++++ Material supplied ++++
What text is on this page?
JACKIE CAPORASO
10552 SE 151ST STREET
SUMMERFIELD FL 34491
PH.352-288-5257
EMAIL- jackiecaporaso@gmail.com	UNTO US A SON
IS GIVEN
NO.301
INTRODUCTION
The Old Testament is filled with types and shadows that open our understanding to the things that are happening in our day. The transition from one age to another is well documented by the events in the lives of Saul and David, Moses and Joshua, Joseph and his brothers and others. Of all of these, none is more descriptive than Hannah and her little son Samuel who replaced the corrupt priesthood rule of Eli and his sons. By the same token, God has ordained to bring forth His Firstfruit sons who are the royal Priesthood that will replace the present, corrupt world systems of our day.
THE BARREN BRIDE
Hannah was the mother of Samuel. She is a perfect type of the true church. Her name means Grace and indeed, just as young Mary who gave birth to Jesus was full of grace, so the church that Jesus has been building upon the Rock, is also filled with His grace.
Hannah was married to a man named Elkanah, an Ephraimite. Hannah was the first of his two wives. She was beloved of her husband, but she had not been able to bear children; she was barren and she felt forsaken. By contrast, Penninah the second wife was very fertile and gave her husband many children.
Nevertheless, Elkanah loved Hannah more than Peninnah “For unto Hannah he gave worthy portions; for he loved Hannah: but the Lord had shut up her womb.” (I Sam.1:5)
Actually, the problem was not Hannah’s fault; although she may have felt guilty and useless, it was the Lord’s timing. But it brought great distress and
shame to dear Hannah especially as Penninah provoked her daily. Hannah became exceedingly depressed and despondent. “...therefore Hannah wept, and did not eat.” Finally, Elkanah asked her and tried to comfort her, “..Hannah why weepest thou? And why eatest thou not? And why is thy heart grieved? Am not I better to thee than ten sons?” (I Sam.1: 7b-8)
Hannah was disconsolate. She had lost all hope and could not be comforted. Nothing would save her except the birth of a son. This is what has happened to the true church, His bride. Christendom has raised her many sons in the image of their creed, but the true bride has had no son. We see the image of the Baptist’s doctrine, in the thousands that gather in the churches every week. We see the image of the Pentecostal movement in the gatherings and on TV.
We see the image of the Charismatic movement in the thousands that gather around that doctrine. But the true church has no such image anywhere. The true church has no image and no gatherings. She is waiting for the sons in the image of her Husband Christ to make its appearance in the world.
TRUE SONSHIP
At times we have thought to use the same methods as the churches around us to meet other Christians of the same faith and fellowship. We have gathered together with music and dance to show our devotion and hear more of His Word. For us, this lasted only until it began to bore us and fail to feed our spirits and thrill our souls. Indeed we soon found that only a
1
++++
Exercise goal | Retype the records that precede this task, keeping them exactly the same.

Worked answer |
What text is on this page?
JACKIE CAPORASO
10552 SE 151ST STREET
SUMMERFIELD FL 34491
PH.352-288-5257
EMAIL- jackiecaporaso@gmail.com	UNTO US A SON
IS GIVEN
NO.301
INTRODUCTION
The Old Testament is filled with types and shadows that open our understanding to the things that are happening in our day. The transition from one age to another is well documented by the events in the lives of Saul and David, Moses and Joshua, Joseph and his brothers and others. Of all of these, none is more descriptive than Hannah and her little son Samuel who replaced the corrupt priesthood rule of Eli and his sons. By the same token, God has ordained to bring forth His Firstfruit sons who are the royal Priesthood that will replace the present, corrupt world systems of our day.
THE BARREN BRIDE
Hannah was the mother of Samuel. She is a perfect type of the true church. Her name means Grace and indeed, just as young Mary who gave birth to Jesus was full of grace, so the church that Jesus has been building upon the Rock, is also filled with His grace.
Hannah was married to a man named Elkanah, an Ephraimite. Hannah was the first of his two wives. She was beloved of her husband, but she had not been able to bear children; she was barren and she felt forsaken. By contrast, Penninah the second wife was very fertile and gave her husband many children.
Nevertheless, Elkanah loved Hannah more than Peninnah “For unto Hannah he gave worthy portions; for he loved Hannah: but the Lord had shut up her womb.” (I Sam.1:5)
Actually, the problem was not Hannah’s fault; although she may have felt guilty and useless, it was the Lord’s timing. But it brought great distress and
shame to dear Hannah especially as Penninah provoked her daily. Hannah became exceedingly depressed and despondent. “...therefore Hannah wept, and did not eat.” Finally, Elkanah asked her and tried to comfort her, “..Hannah why weepest thou? And why eatest thou not? And why is thy heart grieved? Am not I better to thee than ten sons?” (I Sam.1: 7b-8)
Hannah was disconsolate. She had lost all hope and could not be comforted. Nothing would save her except the birth of a son. This is what has happened to the true church, His bride. Christendom has raised her many sons in the image of their creed, but the true bride has had no son. We see the image of the Baptist’s doctrine, in the thousands that gather in the churches every week. We see the image of the Pentecostal movement in the gatherings and on TV.
We see the image of the Charismatic movement in the thousands that gather around that doctrine. But the true church has no such image anywhere. The true church has no image and no gatherings. She is waiting for the sons in the image of her Husband Christ to make its appearance in the world.
TRUE SONSHIP
At times we have thought to use the same methods as the churches around us to meet other Christians of the same faith and fellowship. We have gathered together with music and dance to show our devotion and hear more of His Word. For us, this lasted only until it began to bore us and fail to feed our spirits and thrill our souls. Indeed we soon found that only a
1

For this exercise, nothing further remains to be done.